== Reading text
Genetic variability, phylogeny and functional implication of the long control region in human papillomavirus type 16, 18 and 58 in Chengdu, China | Virology Journal | Full Text

Genetic variability, phylogeny and functional implication of the long control region in human papillomavirus type 16, 18 and 58 in Chengdu, China | Virology Journal | Full Text

Genetic variability, phylogeny and functional implication of the long control region in human papillomavirus type 16, 18 and 58 in Chengdu, China

• Liyuan Fang, 
• Xiaoli Lin, 
• Yasi Yang, 
• Zhilin Song, 
• Xianping Ding, 
• Liping Tan & 
• Peng Gao 

Virology Journal volume 17, Article number: 106 (2020) Cite this article

• 12 Accesses
• 1 Altmetric
• Metricsdetails

Abstract

Background

Long control region (LCR) of human papillomavirus (HPV) has shown multiple functions on regulating viral transcription. The variations of LCR related to different lineages/sub-lineages have been found to affect viral persistence and cervical cancer progression differently. In this study, we focused on gene polymorphism of HPV16/18/58 LCR to assess the effect variations caused on transcription factor binding sites (TFBS) and provided more data for further study of LCR in Southwest China.

Methods

LCR of HPV16/18/58 were amplified and sequenced to do polymorphic and phylogenetic anlysis. Sequences of each type were aligned with the reference sequence by MEGA 6.0 to identify SNPs. Neighbor-joining phylogenetic trees were constructed using MEGA 6.0. Transcription factor binding sites were predicted by JASPAR database.
====
== Recorded information
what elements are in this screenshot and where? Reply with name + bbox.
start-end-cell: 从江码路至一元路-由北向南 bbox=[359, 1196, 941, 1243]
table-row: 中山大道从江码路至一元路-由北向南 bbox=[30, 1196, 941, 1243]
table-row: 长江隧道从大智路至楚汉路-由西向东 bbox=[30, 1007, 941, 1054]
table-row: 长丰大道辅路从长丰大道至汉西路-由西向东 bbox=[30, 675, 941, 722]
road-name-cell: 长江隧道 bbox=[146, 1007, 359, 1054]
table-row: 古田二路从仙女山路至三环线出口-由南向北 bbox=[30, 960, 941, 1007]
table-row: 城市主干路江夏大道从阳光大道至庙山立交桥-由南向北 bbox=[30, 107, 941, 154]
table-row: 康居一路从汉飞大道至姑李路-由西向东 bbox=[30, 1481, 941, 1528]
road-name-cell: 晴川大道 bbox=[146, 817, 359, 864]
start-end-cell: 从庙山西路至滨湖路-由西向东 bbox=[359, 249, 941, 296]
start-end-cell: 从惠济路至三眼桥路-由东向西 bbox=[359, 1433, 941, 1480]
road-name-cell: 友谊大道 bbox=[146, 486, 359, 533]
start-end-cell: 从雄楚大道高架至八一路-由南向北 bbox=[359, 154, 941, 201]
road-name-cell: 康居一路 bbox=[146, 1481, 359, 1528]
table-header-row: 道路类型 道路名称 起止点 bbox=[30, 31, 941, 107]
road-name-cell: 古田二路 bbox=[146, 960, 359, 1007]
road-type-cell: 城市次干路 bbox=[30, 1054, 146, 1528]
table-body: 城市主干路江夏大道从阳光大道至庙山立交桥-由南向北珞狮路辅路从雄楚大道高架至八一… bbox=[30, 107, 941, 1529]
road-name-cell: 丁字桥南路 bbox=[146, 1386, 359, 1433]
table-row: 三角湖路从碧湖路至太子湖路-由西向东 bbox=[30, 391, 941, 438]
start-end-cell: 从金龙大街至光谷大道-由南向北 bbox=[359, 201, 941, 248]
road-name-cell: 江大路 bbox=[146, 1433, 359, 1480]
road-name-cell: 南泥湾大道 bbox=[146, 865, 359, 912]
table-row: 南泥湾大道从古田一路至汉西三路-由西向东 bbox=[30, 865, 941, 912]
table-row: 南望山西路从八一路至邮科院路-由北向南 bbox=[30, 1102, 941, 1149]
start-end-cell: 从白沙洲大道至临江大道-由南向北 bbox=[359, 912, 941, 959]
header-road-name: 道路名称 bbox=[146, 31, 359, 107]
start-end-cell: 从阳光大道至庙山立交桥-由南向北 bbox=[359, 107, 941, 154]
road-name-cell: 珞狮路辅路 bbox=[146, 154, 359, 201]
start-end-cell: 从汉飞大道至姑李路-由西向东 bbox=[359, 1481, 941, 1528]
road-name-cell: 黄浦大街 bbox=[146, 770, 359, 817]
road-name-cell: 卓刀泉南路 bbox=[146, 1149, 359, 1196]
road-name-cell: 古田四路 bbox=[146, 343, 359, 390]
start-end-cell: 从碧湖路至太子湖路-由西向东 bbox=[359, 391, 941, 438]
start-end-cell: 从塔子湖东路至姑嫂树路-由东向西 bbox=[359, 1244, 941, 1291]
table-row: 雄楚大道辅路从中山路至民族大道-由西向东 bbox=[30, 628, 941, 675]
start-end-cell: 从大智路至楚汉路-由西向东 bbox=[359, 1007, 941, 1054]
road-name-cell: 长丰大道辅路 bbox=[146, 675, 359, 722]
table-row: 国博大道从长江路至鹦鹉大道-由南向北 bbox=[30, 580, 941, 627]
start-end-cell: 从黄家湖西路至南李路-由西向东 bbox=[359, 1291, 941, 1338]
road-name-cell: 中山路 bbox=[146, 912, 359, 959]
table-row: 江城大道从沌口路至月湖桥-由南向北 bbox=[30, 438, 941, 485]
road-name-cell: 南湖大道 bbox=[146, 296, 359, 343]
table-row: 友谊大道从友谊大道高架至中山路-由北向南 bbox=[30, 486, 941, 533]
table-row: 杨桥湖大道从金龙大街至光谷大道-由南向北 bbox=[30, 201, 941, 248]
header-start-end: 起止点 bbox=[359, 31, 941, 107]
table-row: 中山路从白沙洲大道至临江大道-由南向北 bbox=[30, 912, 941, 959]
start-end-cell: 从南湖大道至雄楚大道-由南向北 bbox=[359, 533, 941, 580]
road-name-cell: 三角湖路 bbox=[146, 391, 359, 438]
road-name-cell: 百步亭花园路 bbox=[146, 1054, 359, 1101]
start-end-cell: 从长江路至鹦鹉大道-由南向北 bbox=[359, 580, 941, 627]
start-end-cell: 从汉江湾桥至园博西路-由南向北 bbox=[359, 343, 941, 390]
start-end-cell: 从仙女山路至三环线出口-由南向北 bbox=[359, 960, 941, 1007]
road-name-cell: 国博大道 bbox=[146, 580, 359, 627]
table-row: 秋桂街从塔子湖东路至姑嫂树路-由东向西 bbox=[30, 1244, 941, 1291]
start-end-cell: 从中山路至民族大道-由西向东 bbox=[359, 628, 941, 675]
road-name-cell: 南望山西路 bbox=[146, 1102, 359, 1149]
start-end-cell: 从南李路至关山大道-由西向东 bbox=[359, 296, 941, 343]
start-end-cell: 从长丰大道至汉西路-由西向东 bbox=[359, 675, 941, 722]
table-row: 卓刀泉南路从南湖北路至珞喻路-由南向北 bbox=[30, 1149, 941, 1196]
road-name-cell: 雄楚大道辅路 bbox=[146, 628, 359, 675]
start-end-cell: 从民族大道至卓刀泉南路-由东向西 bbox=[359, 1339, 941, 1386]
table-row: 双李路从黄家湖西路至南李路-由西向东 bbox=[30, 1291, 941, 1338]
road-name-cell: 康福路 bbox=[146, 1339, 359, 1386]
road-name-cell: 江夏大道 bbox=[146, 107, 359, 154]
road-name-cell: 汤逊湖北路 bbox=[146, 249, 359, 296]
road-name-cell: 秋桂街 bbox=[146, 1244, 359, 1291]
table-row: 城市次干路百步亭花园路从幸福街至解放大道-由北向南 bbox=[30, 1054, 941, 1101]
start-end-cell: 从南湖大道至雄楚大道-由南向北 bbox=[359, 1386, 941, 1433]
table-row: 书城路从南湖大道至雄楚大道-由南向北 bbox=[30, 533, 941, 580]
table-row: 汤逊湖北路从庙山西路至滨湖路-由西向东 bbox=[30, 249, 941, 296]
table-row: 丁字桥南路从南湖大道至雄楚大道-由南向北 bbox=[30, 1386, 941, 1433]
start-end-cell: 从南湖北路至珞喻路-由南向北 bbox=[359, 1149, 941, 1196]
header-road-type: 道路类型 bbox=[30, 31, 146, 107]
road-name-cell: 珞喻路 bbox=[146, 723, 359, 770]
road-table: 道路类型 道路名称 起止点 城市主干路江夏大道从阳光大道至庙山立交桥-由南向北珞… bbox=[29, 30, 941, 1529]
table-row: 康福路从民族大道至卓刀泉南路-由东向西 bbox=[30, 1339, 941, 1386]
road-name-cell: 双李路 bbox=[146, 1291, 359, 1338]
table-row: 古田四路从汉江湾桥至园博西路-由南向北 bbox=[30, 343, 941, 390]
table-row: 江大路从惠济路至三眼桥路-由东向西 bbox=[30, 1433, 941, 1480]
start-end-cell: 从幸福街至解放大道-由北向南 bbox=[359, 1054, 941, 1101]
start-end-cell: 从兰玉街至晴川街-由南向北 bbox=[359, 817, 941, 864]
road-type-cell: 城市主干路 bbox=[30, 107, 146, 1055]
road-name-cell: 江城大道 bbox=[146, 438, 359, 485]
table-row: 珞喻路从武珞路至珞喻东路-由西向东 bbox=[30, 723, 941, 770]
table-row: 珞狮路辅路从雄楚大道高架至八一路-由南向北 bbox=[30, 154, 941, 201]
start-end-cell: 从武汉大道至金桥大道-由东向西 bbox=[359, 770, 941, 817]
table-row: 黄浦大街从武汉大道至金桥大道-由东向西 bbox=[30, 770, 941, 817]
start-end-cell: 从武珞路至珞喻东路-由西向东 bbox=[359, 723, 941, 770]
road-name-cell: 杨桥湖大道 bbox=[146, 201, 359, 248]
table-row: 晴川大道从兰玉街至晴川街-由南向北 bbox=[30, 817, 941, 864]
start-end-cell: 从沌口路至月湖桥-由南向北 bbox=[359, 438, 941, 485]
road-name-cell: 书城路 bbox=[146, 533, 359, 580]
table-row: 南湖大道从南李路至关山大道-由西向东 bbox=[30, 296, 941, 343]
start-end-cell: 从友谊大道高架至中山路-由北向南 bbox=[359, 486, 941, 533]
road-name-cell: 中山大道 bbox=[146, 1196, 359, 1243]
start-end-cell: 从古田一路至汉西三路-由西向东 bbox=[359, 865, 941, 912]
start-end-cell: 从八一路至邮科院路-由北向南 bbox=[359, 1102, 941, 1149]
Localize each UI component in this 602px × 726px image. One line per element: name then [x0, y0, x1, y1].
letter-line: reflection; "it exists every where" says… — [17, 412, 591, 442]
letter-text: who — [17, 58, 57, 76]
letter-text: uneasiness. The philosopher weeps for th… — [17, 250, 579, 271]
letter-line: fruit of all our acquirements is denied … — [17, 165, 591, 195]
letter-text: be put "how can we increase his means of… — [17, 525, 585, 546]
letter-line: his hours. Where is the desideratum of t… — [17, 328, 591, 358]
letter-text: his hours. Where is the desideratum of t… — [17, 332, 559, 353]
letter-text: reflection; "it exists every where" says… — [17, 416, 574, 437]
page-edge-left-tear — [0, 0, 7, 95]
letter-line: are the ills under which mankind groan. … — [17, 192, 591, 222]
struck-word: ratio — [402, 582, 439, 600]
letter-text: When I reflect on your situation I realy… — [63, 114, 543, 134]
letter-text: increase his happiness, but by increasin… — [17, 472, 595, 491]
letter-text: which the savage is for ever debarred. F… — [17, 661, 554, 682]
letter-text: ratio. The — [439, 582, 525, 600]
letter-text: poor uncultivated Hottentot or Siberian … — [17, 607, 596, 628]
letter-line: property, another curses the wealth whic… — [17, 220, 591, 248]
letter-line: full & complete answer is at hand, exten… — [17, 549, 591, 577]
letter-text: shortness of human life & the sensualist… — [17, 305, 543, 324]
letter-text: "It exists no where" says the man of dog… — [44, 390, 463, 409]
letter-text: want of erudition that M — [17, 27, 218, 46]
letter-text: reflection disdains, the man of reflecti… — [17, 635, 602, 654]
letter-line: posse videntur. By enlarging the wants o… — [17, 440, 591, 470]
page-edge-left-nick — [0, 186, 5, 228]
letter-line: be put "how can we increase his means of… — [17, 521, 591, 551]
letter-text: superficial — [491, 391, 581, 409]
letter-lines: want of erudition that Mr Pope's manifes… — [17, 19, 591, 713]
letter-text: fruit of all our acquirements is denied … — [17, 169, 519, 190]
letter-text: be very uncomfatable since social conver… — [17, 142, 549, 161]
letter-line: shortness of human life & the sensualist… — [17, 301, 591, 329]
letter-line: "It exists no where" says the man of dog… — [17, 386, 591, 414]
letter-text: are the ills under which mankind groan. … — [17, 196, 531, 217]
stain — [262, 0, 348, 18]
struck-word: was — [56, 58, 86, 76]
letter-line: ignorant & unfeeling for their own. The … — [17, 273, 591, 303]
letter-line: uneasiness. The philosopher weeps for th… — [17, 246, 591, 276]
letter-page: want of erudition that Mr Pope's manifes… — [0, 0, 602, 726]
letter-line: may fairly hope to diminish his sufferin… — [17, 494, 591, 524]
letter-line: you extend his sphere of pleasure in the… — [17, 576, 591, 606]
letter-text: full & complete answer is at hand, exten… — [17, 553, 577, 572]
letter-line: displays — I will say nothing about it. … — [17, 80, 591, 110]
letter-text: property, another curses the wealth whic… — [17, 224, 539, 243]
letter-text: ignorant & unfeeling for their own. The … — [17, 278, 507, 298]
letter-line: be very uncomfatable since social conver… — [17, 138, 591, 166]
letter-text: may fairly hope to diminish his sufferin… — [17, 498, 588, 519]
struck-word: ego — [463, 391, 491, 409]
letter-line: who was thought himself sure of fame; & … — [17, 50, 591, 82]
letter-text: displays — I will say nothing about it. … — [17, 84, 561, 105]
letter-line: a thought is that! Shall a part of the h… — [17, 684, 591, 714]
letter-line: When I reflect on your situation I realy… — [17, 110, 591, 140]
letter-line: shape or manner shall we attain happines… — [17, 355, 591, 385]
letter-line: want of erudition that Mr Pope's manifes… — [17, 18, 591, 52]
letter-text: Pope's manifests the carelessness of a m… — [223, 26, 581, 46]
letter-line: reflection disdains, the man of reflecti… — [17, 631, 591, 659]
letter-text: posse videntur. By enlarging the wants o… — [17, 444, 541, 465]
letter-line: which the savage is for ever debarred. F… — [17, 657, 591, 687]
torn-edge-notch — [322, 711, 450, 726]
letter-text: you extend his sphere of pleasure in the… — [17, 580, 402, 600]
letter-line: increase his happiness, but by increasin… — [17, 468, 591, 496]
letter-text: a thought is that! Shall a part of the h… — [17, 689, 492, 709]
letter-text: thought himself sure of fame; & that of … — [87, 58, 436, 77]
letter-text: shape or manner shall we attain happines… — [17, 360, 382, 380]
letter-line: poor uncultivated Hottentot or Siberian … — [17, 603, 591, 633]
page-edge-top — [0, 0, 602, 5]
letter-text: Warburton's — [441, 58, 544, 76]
====
Complete the following:
**1)** Translate this sentence from the HPV abstract into Spanish: "Neighbor-joining phylogenetic trees were constructed using MEGA 6.0."
**2)** Resume the HPV abstract after its last sentence, "Transcription factor binding sites were predicted by JASPAR database."
The items have no connection to the HPV abstract.

Results of the tasks:
**1)** Se construyeron árboles filogenéticos por el método de unión de vecinos con MEGA 6.0.

**2)**
Results

The prevalence of these three HPVs ranked as HPV16 (12.8%) > HPV58 (12.6%) > HPV18 (3.5%) in Chengdu, Southwest China. 59 SNPs were identified in HPV16-LCR, 18 of them were novel mutations. 30 SNP were found in HPV18-LCR, 8 of them were novel. 55 SNPs were detected in HPV58-LCR, 18 of them were novel. Also, an insertion (CTTGTCAGTTTC) was detected in HPV58-LCR between position 7279 and 7280. As shown in the neighbor-joining phylogenetic trees, most isolates of HPV16/18/58 were clustered into lineage A. In addition, one isolate of HPV16 was classified into lineage C and 3 isolates of HPV58 were classified as lineage B. JASPAR results suggested that TFBS were potentially influenced by 7/6 mutations on LCR of HPV16/18. The insertion and 5 mutations were shown effects in LCR of HPV58.

Conclusion

This study provides more data for understanding the relation among LCR mutations, lineages and carcinogenesis. It also helps performing further study to demonstrate biological function of LCR and find potential marker for diagnosis and therapy.